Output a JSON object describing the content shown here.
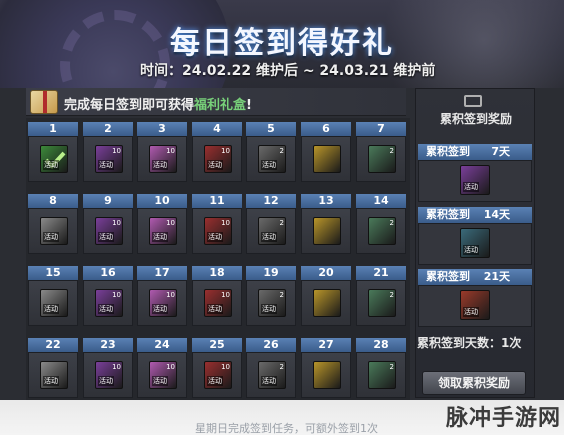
{
  "banner": {
    "title": "每日签到得好礼",
    "dates": "时间：24.02.22 维护后 ~ 24.03.21 维护前"
  },
  "header": {
    "text_pre": "完成每日签到即可获得",
    "text_highlight": "福利礼盒",
    "text_post": "!"
  },
  "days": [
    {
      "day": "1",
      "tag": "活动",
      "num": "",
      "color": "#3c8a3a",
      "icon": "check-icon"
    },
    {
      "day": "2",
      "tag": "活动",
      "num": "10",
      "color": "#7a3f9a",
      "icon": "gift-box-icon"
    },
    {
      "day": "3",
      "tag": "活动",
      "num": "10",
      "color": "#b05ab0",
      "icon": "gift-box-icon"
    },
    {
      "day": "4",
      "tag": "活动",
      "num": "10",
      "color": "#9a2f2f",
      "icon": "gift-box-icon"
    },
    {
      "day": "5",
      "tag": "活动",
      "num": "2",
      "color": "#6a6a6a",
      "icon": "scroll-icon"
    },
    {
      "day": "6",
      "tag": "",
      "num": "",
      "color": "#b8952a",
      "icon": "ticket-icon"
    },
    {
      "day": "7",
      "tag": "",
      "num": "2",
      "color": "#4a7a5a",
      "icon": "coin-icon"
    },
    {
      "day": "8",
      "tag": "活动",
      "num": "",
      "color": "#8a8a8a",
      "icon": "crystal-icon"
    },
    {
      "day": "9",
      "tag": "活动",
      "num": "10",
      "color": "#7a3f9a",
      "icon": "gift-box-icon"
    },
    {
      "day": "10",
      "tag": "活动",
      "num": "10",
      "color": "#b05ab0",
      "icon": "gift-box-icon"
    },
    {
      "day": "11",
      "tag": "活动",
      "num": "10",
      "color": "#9a2f2f",
      "icon": "gift-box-icon"
    },
    {
      "day": "12",
      "tag": "活动",
      "num": "2",
      "color": "#6a6a6a",
      "icon": "scroll-icon"
    },
    {
      "day": "13",
      "tag": "",
      "num": "",
      "color": "#b8952a",
      "icon": "ticket-icon"
    },
    {
      "day": "14",
      "tag": "",
      "num": "2",
      "color": "#4a7a5a",
      "icon": "coin-icon"
    },
    {
      "day": "15",
      "tag": "活动",
      "num": "",
      "color": "#8a8a8a",
      "icon": "crystal-icon"
    },
    {
      "day": "16",
      "tag": "活动",
      "num": "10",
      "color": "#7a3f9a",
      "icon": "gift-box-icon"
    },
    {
      "day": "17",
      "tag": "活动",
      "num": "10",
      "color": "#b05ab0",
      "icon": "gift-box-icon"
    },
    {
      "day": "18",
      "tag": "活动",
      "num": "10",
      "color": "#9a2f2f",
      "icon": "gift-box-icon"
    },
    {
      "day": "19",
      "tag": "活动",
      "num": "2",
      "color": "#6a6a6a",
      "icon": "scroll-icon"
    },
    {
      "day": "20",
      "tag": "",
      "num": "",
      "color": "#b8952a",
      "icon": "ticket-icon"
    },
    {
      "day": "21",
      "tag": "",
      "num": "2",
      "color": "#4a7a5a",
      "icon": "coin-icon"
    },
    {
      "day": "22",
      "tag": "活动",
      "num": "",
      "color": "#8a8a8a",
      "icon": "crystal-icon"
    },
    {
      "day": "23",
      "tag": "活动",
      "num": "10",
      "color": "#7a3f9a",
      "icon": "gift-box-icon"
    },
    {
      "day": "24",
      "tag": "活动",
      "num": "10",
      "color": "#b05ab0",
      "icon": "gift-box-icon"
    },
    {
      "day": "25",
      "tag": "活动",
      "num": "10",
      "color": "#9a2f2f",
      "icon": "gift-box-icon"
    },
    {
      "day": "26",
      "tag": "活动",
      "num": "2",
      "color": "#6a6a6a",
      "icon": "scroll-icon"
    },
    {
      "day": "27",
      "tag": "",
      "num": "",
      "color": "#b8952a",
      "icon": "ticket-icon"
    },
    {
      "day": "28",
      "tag": "",
      "num": "2",
      "color": "#4a7a5a",
      "icon": "coin-icon"
    }
  ],
  "cumulative": {
    "title": "累积签到奖励",
    "rewards": [
      {
        "label": "累积签到",
        "days": "7天",
        "tag": "活动",
        "color": "#7a3f9a"
      },
      {
        "label": "累积签到",
        "days": "14天",
        "tag": "活动",
        "color": "#3a6a7a"
      },
      {
        "label": "累积签到",
        "days": "21天",
        "tag": "活动",
        "color": "#9a3a2a"
      }
    ],
    "days_count": "累积签到天数：1次",
    "claim_label": "领取累积奖励"
  },
  "footer": {
    "text": "星期日完成签到任务，可额外签到1次",
    "watermark": "脉冲手游网"
  }
}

+++

▸ What this task involves
Reproduce the entries above word for word. Pictures stay out.

▸ Answer to this problem
Output a JSON object describing the content shown here.
{
  "banner": {
    "title": "每日签到得好礼",
    "dates": "时间：24.02.22 维护后 ~ 24.03.21 维护前"
  },
  "header": {
    "text_pre": "完成每日签到即可获得",
    "text_highlight": "福利礼盒",
    "text_post": "!"
  },
  "days": [
    {
      "day": "1",
      "tag": "活动",
      "num": "",
      "color": "#3c8a3a",
      "icon": "check-icon"
    },
    {
      "day": "2",
      "tag": "活动",
      "num": "10",
      "color": "#7a3f9a",
      "icon": "gift-box-icon"
    },
    {
      "day": "3",
      "tag": "活动",
      "num": "10",
      "color": "#b05ab0",
      "icon": "gift-box-icon"
    },
    {
      "day": "4",
      "tag": "活动",
      "num": "10",
      "color": "#9a2f2f",
      "icon": "gift-box-icon"
    },
    {
      "day": "5",
      "tag": "活动",
      "num": "2",
      "color": "#6a6a6a",
      "icon": "scroll-icon"
    },
    {
      "day": "6",
      "tag": "",
      "num": "",
      "color": "#b8952a",
      "icon": "ticket-icon"
    },
    {
      "day": "7",
      "tag": "",
      "num": "2",
      "color": "#4a7a5a",
      "icon": "coin-icon"
    },
    {
      "day": "8",
      "tag": "活动",
      "num": "",
      "color": "#8a8a8a",
      "icon": "crystal-icon"
    },
    {
      "day": "9",
      "tag": "活动",
      "num": "10",
      "color": "#7a3f9a",
      "icon": "gift-box-icon"
    },
    {
      "day": "10",
      "tag": "活动",
      "num": "10",
      "color": "#b05ab0",
      "icon": "gift-box-icon"
    },
    {
      "day": "11",
      "tag": "活动",
      "num": "10",
      "color": "#9a2f2f",
      "icon": "gift-box-icon"
    },
    {
      "day": "12",
      "tag": "活动",
      "num": "2",
      "color": "#6a6a6a",
      "icon": "scroll-icon"
    },
    {
      "day": "13",
      "tag": "",
      "num": "",
      "color": "#b8952a",
      "icon": "ticket-icon"
    },
    {
      "day": "14",
      "tag": "",
      "num": "2",
      "color": "#4a7a5a",
      "icon": "coin-icon"
    },
    {
      "day": "15",
      "tag": "活动",
      "num": "",
      "color": "#8a8a8a",
      "icon": "crystal-icon"
    },
    {
      "day": "16",
      "tag": "活动",
      "num": "10",
      "color": "#7a3f9a",
      "icon": "gift-box-icon"
    },
    {
      "day": "17",
      "tag": "活动",
      "num": "10",
      "color": "#b05ab0",
      "icon": "gift-box-icon"
    },
    {
      "day": "18",
      "tag": "活动",
      "num": "10",
      "color": "#9a2f2f",
      "icon": "gift-box-icon"
    },
    {
      "day": "19",
      "tag": "活动",
      "num": "2",
      "color": "#6a6a6a",
      "icon": "scroll-icon"
    },
    {
      "day": "20",
      "tag": "",
      "num": "",
      "color": "#b8952a",
      "icon": "ticket-icon"
    },
    {
      "day": "21",
      "tag": "",
      "num": "2",
      "color": "#4a7a5a",
      "icon": "coin-icon"
    },
    {
      "day": "22",
      "tag": "活动",
      "num": "",
      "color": "#8a8a8a",
      "icon": "crystal-icon"
    },
    {
      "day": "23",
      "tag": "活动",
      "num": "10",
      "color": "#7a3f9a",
      "icon": "gift-box-icon"
    },
    {
      "day": "24",
      "tag": "活动",
      "num": "10",
      "color": "#b05ab0",
      "icon": "gift-box-icon"
    },
    {
      "day": "25",
      "tag": "活动",
      "num": "10",
      "color": "#9a2f2f",
      "icon": "gift-box-icon"
    },
    {
      "day": "26",
      "tag": "活动",
      "num": "2",
      "color": "#6a6a6a",
      "icon": "scroll-icon"
    },
    {
      "day": "27",
      "tag": "",
      "num": "",
      "color": "#b8952a",
      "icon": "ticket-icon"
    },
    {
      "day": "28",
      "tag": "",
      "num": "2",
      "color": "#4a7a5a",
      "icon": "coin-icon"
    }
  ],
  "cumulative": {
    "title": "累积签到奖励",
    "rewards": [
      {
        "label": "累积签到",
        "days": "7天",
        "tag": "活动",
        "color": "#7a3f9a"
      },
      {
        "label": "累积签到",
        "days": "14天",
        "tag": "活动",
        "color": "#3a6a7a"
      },
      {
        "label": "累积签到",
        "days": "21天",
        "tag": "活动",
        "color": "#9a3a2a"
      }
    ],
    "days_count": "累积签到天数：1次",
    "claim_label": "领取累积奖励"
  },
  "footer": {
    "text": "星期日完成签到任务，可额外签到1次",
    "watermark": "脉冲手游网"
  }
}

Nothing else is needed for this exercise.